━━ Data in this exercise ━━

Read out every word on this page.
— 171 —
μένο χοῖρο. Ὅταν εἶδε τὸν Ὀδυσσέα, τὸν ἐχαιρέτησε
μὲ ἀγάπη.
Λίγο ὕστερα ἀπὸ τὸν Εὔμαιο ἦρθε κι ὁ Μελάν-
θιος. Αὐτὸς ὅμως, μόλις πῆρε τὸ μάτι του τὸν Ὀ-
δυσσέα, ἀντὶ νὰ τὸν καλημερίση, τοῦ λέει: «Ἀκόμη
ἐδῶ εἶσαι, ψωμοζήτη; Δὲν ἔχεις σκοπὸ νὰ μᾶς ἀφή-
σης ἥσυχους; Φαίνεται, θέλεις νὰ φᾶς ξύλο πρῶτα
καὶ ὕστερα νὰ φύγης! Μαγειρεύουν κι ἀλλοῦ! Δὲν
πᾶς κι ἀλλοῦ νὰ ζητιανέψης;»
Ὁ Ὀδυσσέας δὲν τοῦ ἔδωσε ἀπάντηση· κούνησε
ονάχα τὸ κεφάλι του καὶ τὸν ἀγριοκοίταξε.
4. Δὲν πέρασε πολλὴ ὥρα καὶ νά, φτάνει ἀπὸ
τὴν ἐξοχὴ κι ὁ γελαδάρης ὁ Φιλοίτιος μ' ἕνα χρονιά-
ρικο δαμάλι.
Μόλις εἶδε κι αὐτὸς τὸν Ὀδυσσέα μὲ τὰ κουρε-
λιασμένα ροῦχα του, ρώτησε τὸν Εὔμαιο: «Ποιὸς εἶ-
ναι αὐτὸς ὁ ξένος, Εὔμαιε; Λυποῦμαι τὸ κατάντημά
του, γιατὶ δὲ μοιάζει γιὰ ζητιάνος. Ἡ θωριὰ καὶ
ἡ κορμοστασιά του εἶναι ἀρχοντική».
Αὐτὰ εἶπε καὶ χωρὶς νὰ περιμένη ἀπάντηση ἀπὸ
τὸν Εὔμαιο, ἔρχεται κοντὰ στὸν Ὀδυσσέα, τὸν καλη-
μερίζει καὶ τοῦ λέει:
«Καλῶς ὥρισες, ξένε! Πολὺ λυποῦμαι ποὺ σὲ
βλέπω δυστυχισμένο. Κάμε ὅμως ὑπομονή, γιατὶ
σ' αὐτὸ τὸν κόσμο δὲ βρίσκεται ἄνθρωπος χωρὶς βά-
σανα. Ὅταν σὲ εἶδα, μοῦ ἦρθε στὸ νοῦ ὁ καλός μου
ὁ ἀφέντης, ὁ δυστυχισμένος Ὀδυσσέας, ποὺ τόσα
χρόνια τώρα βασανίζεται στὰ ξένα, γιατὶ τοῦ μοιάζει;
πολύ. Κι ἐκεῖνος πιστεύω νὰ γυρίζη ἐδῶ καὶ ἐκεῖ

━━━

● **Task to carry out**: Copy each line of the preceding data that contains the string "λέει".

● **Response**:
δυσσέα, ἀντὶ νὰ τὸν καλημερίση, τοῦ λέει: «Ἀκόμη
μερίζει καὶ τοῦ λέει:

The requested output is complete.